» OBJECTIVE
Pull every line holding the string "villor" from the records below.

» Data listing
★ ★ ★ ★ ★
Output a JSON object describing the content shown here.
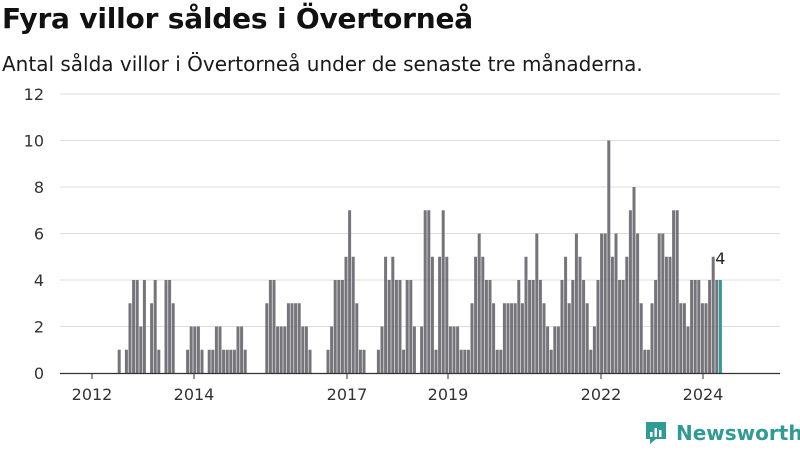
{
  "title": "Fyra villor såldes i Övertorneå",
  "subtitle": "Antal sålda villor i Övertorneå under de senaste tre månaderna.",
  "brand": {
    "name": "Newsworthy"
  },
  "colors": {
    "bar": "#75747b",
    "highlight": "#2f9b94",
    "grid": "#dddddd",
    "axis": "#333333"
  },
  "chart_data": {
    "type": "bar",
    "ylim": [
      0,
      12
    ],
    "yticks": [
      0,
      2,
      4,
      6,
      8,
      10,
      12
    ],
    "xticks": [
      "2012",
      "2014",
      "2017",
      "2019",
      "2022",
      "2024"
    ],
    "grid": true,
    "highlight_last": true,
    "last_label": "4",
    "values": [
      0,
      0,
      0,
      0,
      0,
      0,
      0,
      1,
      0,
      1,
      3,
      4,
      4,
      2,
      4,
      0,
      3,
      4,
      1,
      0,
      4,
      4,
      3,
      0,
      0,
      0,
      1,
      2,
      2,
      2,
      1,
      0,
      1,
      1,
      2,
      2,
      1,
      1,
      1,
      1,
      2,
      2,
      1,
      0,
      0,
      0,
      0,
      0,
      3,
      4,
      4,
      2,
      2,
      2,
      3,
      3,
      3,
      3,
      2,
      2,
      1,
      0,
      0,
      0,
      0,
      1,
      2,
      4,
      4,
      4,
      5,
      7,
      5,
      3,
      1,
      1,
      0,
      0,
      0,
      1,
      2,
      5,
      4,
      5,
      4,
      4,
      1,
      4,
      4,
      2,
      0,
      2,
      7,
      7,
      5,
      1,
      5,
      7,
      5,
      2,
      2,
      2,
      1,
      1,
      1,
      3,
      5,
      6,
      5,
      4,
      4,
      3,
      1,
      1,
      3,
      3,
      3,
      3,
      4,
      3,
      5,
      4,
      4,
      6,
      4,
      3,
      2,
      1,
      2,
      2,
      4,
      5,
      3,
      4,
      6,
      5,
      4,
      3,
      1,
      2,
      4,
      6,
      6,
      10,
      5,
      6,
      4,
      4,
      5,
      7,
      8,
      6,
      3,
      1,
      1,
      3,
      4,
      6,
      6,
      5,
      5,
      7,
      7,
      3,
      3,
      2,
      4,
      4,
      4,
      3,
      3,
      4,
      5,
      4,
      4
    ],
    "bar_slots": 185
  }
}
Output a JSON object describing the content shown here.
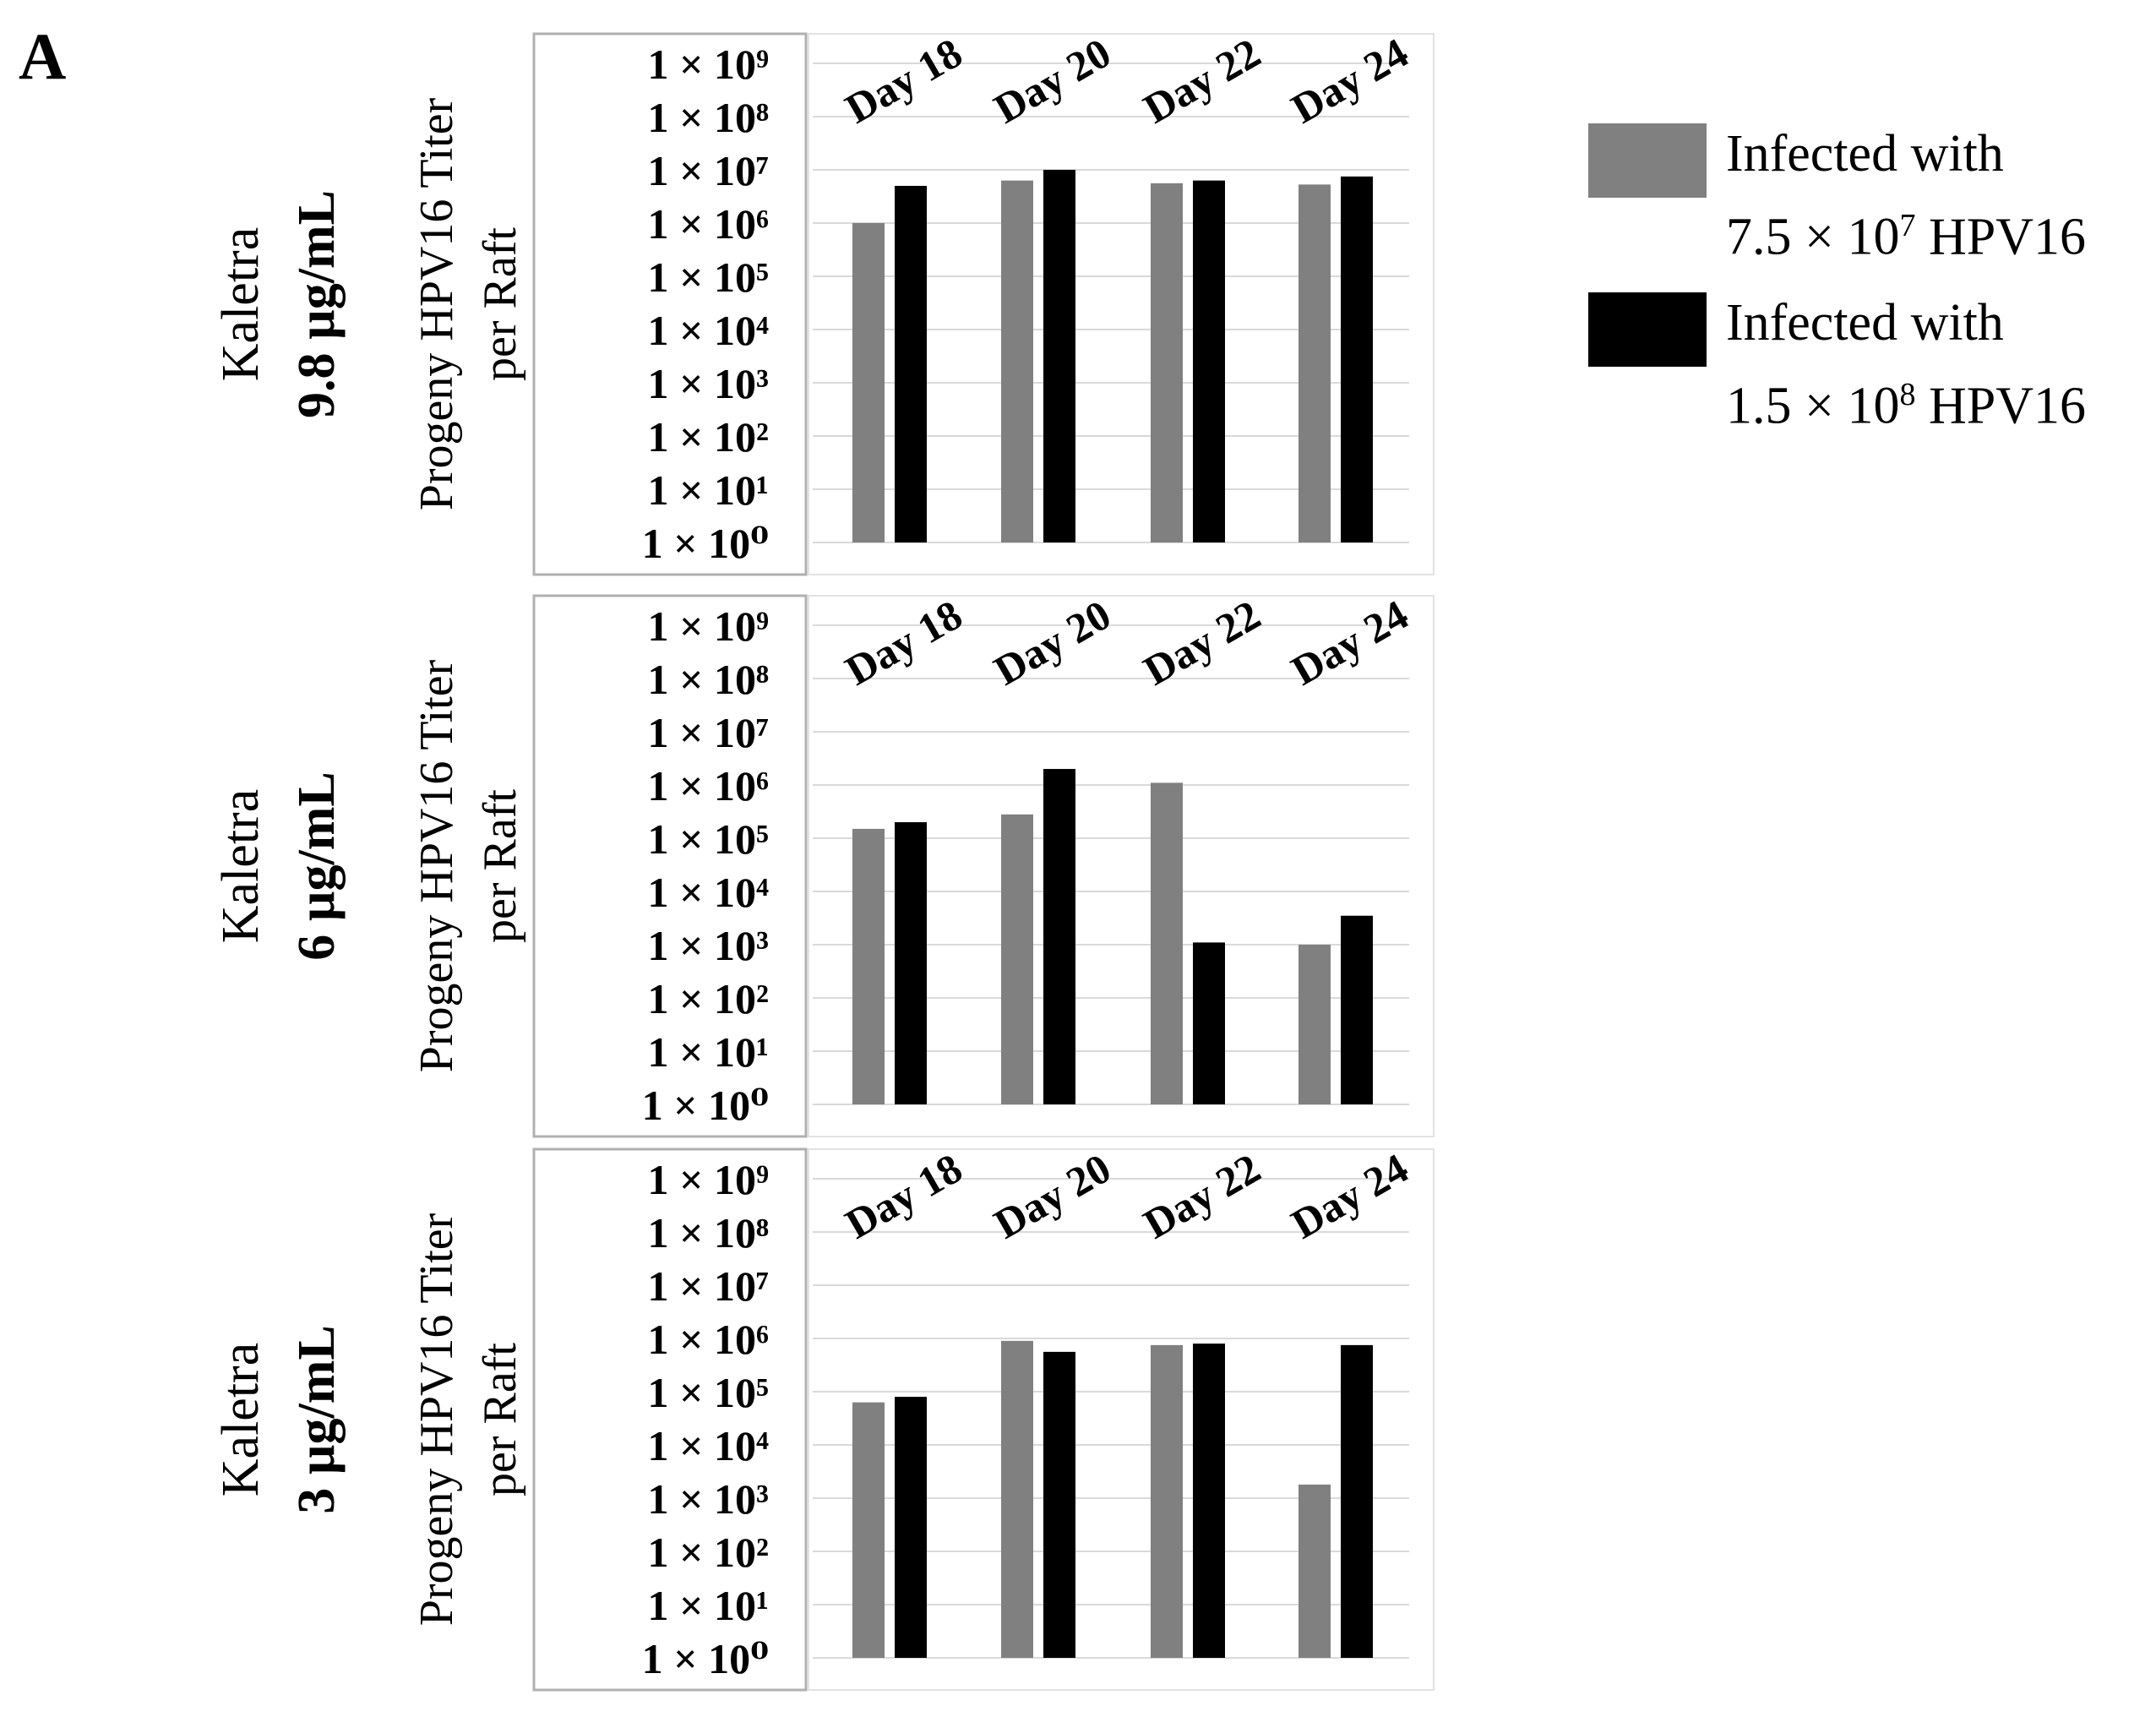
{
  "panel_label": "A",
  "legend": {
    "items": [
      {
        "line1": "Infected with",
        "line2_prefix": "7.5 × 10",
        "line2_exp": "7",
        "line2_suffix": " HPV16",
        "color": "#808080"
      },
      {
        "line1": "Infected with",
        "line2_prefix": "1.5 × 10",
        "line2_exp": "8",
        "line2_suffix": " HPV16",
        "color": "#000000"
      }
    ]
  },
  "chart_data": [
    {
      "type": "bar",
      "panel_title": "Kaletra",
      "panel_subtitle": "9.8 µg/mL",
      "ylabel": "Progeny HPV16 Titer",
      "ylabel2": "per Raft",
      "yscale": "log",
      "ylim": [
        1,
        1000000000
      ],
      "yticks": [
        "1 × 10⁰",
        "1 × 10¹",
        "1 × 10²",
        "1 × 10³",
        "1 × 10⁴",
        "1 × 10⁵",
        "1 × 10⁶",
        "1 × 10⁷",
        "1 × 10⁸",
        "1 × 10⁹"
      ],
      "categories": [
        "Day 18",
        "Day 20",
        "Day 22",
        "Day 24"
      ],
      "grid": true,
      "series": [
        {
          "name": "Infected with 7.5 × 10^7 HPV16",
          "color": "#808080",
          "values": [
            1000000,
            6300000,
            5600000,
            5300000
          ]
        },
        {
          "name": "Infected with 1.5 × 10^8 HPV16",
          "color": "#000000",
          "values": [
            5000000,
            10000000,
            6300000,
            7500000
          ]
        }
      ]
    },
    {
      "type": "bar",
      "panel_title": "Kaletra",
      "panel_subtitle": "6 µg/mL",
      "ylabel": "Progeny HPV16 Titer",
      "ylabel2": "per Raft",
      "yscale": "log",
      "ylim": [
        1,
        1000000000
      ],
      "yticks": [
        "1 × 10⁰",
        "1 × 10¹",
        "1 × 10²",
        "1 × 10³",
        "1 × 10⁴",
        "1 × 10⁵",
        "1 × 10⁶",
        "1 × 10⁷",
        "1 × 10⁸",
        "1 × 10⁹"
      ],
      "categories": [
        "Day 18",
        "Day 20",
        "Day 22",
        "Day 24"
      ],
      "grid": true,
      "series": [
        {
          "name": "Infected with 7.5 × 10^7 HPV16",
          "color": "#808080",
          "values": [
            150000,
            280000,
            1100000,
            1000
          ]
        },
        {
          "name": "Infected with 1.5 × 10^8 HPV16",
          "color": "#000000",
          "values": [
            200000,
            2000000,
            1100,
            3500
          ]
        }
      ]
    },
    {
      "type": "bar",
      "panel_title": "Kaletra",
      "panel_subtitle": "3 µg/mL",
      "ylabel": "Progeny HPV16 Titer",
      "ylabel2": "per Raft",
      "yscale": "log",
      "ylim": [
        1,
        1000000000
      ],
      "yticks": [
        "1 × 10⁰",
        "1 × 10¹",
        "1 × 10²",
        "1 × 10³",
        "1 × 10⁴",
        "1 × 10⁵",
        "1 × 10⁶",
        "1 × 10⁷",
        "1 × 10⁸",
        "1 × 10⁹"
      ],
      "categories": [
        "Day 18",
        "Day 20",
        "Day 22",
        "Day 24"
      ],
      "grid": true,
      "series": [
        {
          "name": "Infected with 7.5 × 10^7 HPV16",
          "color": "#808080",
          "values": [
            63000,
            900000,
            750000,
            1800
          ]
        },
        {
          "name": "Infected with 1.5 × 10^8 HPV16",
          "color": "#000000",
          "values": [
            80000,
            560000,
            800000,
            750000
          ]
        }
      ]
    }
  ]
}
★ ★ ★ ★ ★
» RESULT FOR THIS EXERCISE
  "title": "Fyra villor såldes i Övertorneå",
  "subtitle": "Antal sålda villor i Övertorneå under de senaste tre månaderna.",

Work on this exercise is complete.